Begin INPUT DATA
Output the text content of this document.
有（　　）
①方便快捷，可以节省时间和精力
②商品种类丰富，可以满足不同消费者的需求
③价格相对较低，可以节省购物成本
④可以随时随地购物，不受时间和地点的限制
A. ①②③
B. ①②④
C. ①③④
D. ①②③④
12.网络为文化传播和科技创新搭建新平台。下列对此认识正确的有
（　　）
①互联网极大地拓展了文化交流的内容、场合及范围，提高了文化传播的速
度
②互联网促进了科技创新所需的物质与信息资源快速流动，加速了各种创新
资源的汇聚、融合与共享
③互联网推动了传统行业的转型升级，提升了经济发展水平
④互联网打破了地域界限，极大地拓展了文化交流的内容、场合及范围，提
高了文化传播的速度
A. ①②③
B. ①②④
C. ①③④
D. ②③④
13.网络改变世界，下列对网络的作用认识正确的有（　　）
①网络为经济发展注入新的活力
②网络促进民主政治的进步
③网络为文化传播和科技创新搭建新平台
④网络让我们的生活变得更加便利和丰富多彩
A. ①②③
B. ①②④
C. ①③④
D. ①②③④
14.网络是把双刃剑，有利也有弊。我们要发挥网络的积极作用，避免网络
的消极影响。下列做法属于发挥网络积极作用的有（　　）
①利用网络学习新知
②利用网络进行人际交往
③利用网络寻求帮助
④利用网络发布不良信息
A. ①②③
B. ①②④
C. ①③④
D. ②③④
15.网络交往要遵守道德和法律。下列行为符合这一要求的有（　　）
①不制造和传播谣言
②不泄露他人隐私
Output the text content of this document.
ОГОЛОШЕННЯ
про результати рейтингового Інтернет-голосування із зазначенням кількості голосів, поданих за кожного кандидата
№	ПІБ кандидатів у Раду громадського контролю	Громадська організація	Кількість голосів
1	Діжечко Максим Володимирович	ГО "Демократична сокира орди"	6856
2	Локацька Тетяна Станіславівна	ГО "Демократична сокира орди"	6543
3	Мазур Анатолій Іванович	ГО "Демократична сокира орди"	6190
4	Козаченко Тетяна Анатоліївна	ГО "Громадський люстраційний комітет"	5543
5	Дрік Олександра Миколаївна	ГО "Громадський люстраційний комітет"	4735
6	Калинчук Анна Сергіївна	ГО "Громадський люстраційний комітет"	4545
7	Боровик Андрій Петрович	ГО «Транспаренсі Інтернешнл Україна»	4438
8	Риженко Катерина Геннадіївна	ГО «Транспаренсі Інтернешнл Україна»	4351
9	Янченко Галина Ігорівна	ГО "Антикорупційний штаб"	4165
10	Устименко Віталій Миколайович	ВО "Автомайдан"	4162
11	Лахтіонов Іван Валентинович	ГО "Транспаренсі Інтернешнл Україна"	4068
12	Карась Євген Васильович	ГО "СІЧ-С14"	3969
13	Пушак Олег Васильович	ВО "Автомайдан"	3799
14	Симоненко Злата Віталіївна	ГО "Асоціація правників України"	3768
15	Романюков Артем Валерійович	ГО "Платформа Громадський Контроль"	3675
End INPUT DATA
* _STATED TASK_:
Pull out each line of the listing that holds the string "场合及范围".

* _WRITTEN REPLY_:
①互联网极大地拓展了文化交流的内容、场合及范围，提高了文化传播的速
④互联网打破了地域界限，极大地拓展了文化交流的内容、场合及范围，提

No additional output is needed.